--- start of Data extract ---

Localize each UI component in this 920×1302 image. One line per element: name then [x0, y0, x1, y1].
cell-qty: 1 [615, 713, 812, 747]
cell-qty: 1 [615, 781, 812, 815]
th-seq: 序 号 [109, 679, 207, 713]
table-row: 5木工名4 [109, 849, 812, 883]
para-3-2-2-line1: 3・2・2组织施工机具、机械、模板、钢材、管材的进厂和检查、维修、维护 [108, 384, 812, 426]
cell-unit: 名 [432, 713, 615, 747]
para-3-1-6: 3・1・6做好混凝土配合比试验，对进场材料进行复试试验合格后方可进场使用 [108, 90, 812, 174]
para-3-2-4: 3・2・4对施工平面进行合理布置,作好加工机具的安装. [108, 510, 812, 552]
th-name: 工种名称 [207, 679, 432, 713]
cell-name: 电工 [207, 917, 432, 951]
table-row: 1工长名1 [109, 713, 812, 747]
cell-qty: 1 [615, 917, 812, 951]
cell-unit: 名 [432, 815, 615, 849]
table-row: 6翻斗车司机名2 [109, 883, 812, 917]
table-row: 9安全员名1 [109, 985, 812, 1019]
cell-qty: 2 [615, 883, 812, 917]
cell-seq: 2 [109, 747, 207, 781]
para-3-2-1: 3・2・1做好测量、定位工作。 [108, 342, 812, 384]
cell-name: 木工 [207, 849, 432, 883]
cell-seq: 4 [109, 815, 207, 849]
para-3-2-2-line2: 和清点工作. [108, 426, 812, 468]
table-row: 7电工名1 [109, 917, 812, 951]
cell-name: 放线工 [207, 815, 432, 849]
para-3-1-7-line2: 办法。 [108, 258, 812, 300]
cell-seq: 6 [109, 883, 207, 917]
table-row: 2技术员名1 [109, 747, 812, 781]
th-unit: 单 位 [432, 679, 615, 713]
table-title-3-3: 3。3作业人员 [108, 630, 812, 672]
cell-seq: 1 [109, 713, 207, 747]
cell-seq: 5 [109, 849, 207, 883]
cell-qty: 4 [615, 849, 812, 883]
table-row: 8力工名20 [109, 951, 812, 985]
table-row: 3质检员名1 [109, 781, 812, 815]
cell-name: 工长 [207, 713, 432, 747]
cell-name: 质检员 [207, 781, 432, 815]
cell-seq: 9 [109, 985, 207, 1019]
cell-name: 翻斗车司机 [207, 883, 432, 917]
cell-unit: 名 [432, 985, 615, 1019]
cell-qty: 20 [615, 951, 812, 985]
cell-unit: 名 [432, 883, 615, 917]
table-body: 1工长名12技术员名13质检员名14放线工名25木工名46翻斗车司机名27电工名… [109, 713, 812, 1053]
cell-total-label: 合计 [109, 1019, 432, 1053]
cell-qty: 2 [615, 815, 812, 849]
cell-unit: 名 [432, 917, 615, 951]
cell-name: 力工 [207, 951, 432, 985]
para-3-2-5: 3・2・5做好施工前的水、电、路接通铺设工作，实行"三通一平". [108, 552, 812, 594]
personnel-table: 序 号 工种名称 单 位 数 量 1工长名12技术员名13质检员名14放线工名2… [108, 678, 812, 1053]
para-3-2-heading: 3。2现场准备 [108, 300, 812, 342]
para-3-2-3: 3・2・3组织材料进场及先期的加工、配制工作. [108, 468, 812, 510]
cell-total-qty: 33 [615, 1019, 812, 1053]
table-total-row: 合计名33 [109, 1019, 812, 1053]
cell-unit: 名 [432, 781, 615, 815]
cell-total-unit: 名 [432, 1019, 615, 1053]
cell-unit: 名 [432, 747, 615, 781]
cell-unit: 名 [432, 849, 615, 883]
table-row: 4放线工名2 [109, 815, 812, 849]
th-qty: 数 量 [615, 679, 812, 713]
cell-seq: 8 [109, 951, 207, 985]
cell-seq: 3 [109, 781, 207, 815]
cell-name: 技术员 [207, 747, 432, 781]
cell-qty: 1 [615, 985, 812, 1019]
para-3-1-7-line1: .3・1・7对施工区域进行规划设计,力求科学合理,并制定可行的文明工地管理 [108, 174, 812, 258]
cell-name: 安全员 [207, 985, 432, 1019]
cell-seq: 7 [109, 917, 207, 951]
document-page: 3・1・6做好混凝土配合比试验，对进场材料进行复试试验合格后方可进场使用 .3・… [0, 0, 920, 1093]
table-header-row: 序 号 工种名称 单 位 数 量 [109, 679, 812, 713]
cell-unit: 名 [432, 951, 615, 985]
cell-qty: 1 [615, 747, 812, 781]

--- end of Data extract ---

**Instructions for the task**: Reproduce every line of the data above verbatim.

**Solution for this exercise**:
Localize each UI component in this 920×1302 image. One line per element: name then [x0, y0, x1, y1].
cell-qty: 1 [615, 713, 812, 747]
cell-qty: 1 [615, 781, 812, 815]
th-seq: 序 号 [109, 679, 207, 713]
table-row: 5木工名4 [109, 849, 812, 883]
para-3-2-2-line1: 3・2・2组织施工机具、机械、模板、钢材、管材的进厂和检查、维修、维护 [108, 384, 812, 426]
cell-unit: 名 [432, 713, 615, 747]
para-3-1-6: 3・1・6做好混凝土配合比试验，对进场材料进行复试试验合格后方可进场使用 [108, 90, 812, 174]
para-3-2-4: 3・2・4对施工平面进行合理布置,作好加工机具的安装. [108, 510, 812, 552]
th-name: 工种名称 [207, 679, 432, 713]
cell-name: 电工 [207, 917, 432, 951]
table-row: 1工长名1 [109, 713, 812, 747]
cell-qty: 1 [615, 917, 812, 951]
cell-unit: 名 [432, 815, 615, 849]
table-row: 6翻斗车司机名2 [109, 883, 812, 917]
table-row: 9安全员名1 [109, 985, 812, 1019]
cell-qty: 2 [615, 883, 812, 917]
cell-seq: 2 [109, 747, 207, 781]
para-3-2-1: 3・2・1做好测量、定位工作。 [108, 342, 812, 384]
cell-name: 木工 [207, 849, 432, 883]
cell-seq: 4 [109, 815, 207, 849]
para-3-2-2-line2: 和清点工作. [108, 426, 812, 468]
table-row: 7电工名1 [109, 917, 812, 951]
cell-name: 放线工 [207, 815, 432, 849]
para-3-1-7-line2: 办法。 [108, 258, 812, 300]
cell-seq: 6 [109, 883, 207, 917]
table-row: 2技术员名1 [109, 747, 812, 781]
th-unit: 单 位 [432, 679, 615, 713]
table-title-3-3: 3。3作业人员 [108, 630, 812, 672]
cell-seq: 1 [109, 713, 207, 747]
cell-seq: 5 [109, 849, 207, 883]
cell-qty: 4 [615, 849, 812, 883]
table-row: 8力工名20 [109, 951, 812, 985]
table-row: 3质检员名1 [109, 781, 812, 815]
cell-name: 工长 [207, 713, 432, 747]
cell-name: 质检员 [207, 781, 432, 815]
cell-seq: 9 [109, 985, 207, 1019]
cell-name: 翻斗车司机 [207, 883, 432, 917]
cell-unit: 名 [432, 985, 615, 1019]
cell-qty: 20 [615, 951, 812, 985]
cell-unit: 名 [432, 883, 615, 917]
table-body: 1工长名12技术员名13质检员名14放线工名25木工名46翻斗车司机名27电工名… [109, 713, 812, 1053]
cell-total-label: 合计 [109, 1019, 432, 1053]
cell-qty: 2 [615, 815, 812, 849]
cell-unit: 名 [432, 917, 615, 951]
cell-name: 力工 [207, 951, 432, 985]
para-3-2-5: 3・2・5做好施工前的水、电、路接通铺设工作，实行"三通一平". [108, 552, 812, 594]
personnel-table: 序 号 工种名称 单 位 数 量 1工长名12技术员名13质检员名14放线工名2… [108, 678, 812, 1053]
para-3-2-heading: 3。2现场准备 [108, 300, 812, 342]
para-3-2-3: 3・2・3组织材料进场及先期的加工、配制工作. [108, 468, 812, 510]
cell-total-qty: 33 [615, 1019, 812, 1053]
table-total-row: 合计名33 [109, 1019, 812, 1053]
cell-unit: 名 [432, 781, 615, 815]
cell-total-unit: 名 [432, 1019, 615, 1053]
cell-unit: 名 [432, 747, 615, 781]
cell-unit: 名 [432, 849, 615, 883]
table-row: 4放线工名2 [109, 815, 812, 849]
th-qty: 数 量 [615, 679, 812, 713]
cell-seq: 8 [109, 951, 207, 985]
cell-seq: 3 [109, 781, 207, 815]
cell-name: 技术员 [207, 747, 432, 781]
cell-qty: 1 [615, 985, 812, 1019]
para-3-1-7-line1: .3・1・7对施工区域进行规划设计,力求科学合理,并制定可行的文明工地管理 [108, 174, 812, 258]
cell-name: 安全员 [207, 985, 432, 1019]
cell-seq: 7 [109, 917, 207, 951]
document-page: 3・1・6做好混凝土配合比试验，对进场材料进行复试试验合格后方可进场使用 .3・… [0, 0, 920, 1093]
table-header-row: 序 号 工种名称 单 位 数 量 [109, 679, 812, 713]
cell-unit: 名 [432, 951, 615, 985]
cell-qty: 1 [615, 747, 812, 781]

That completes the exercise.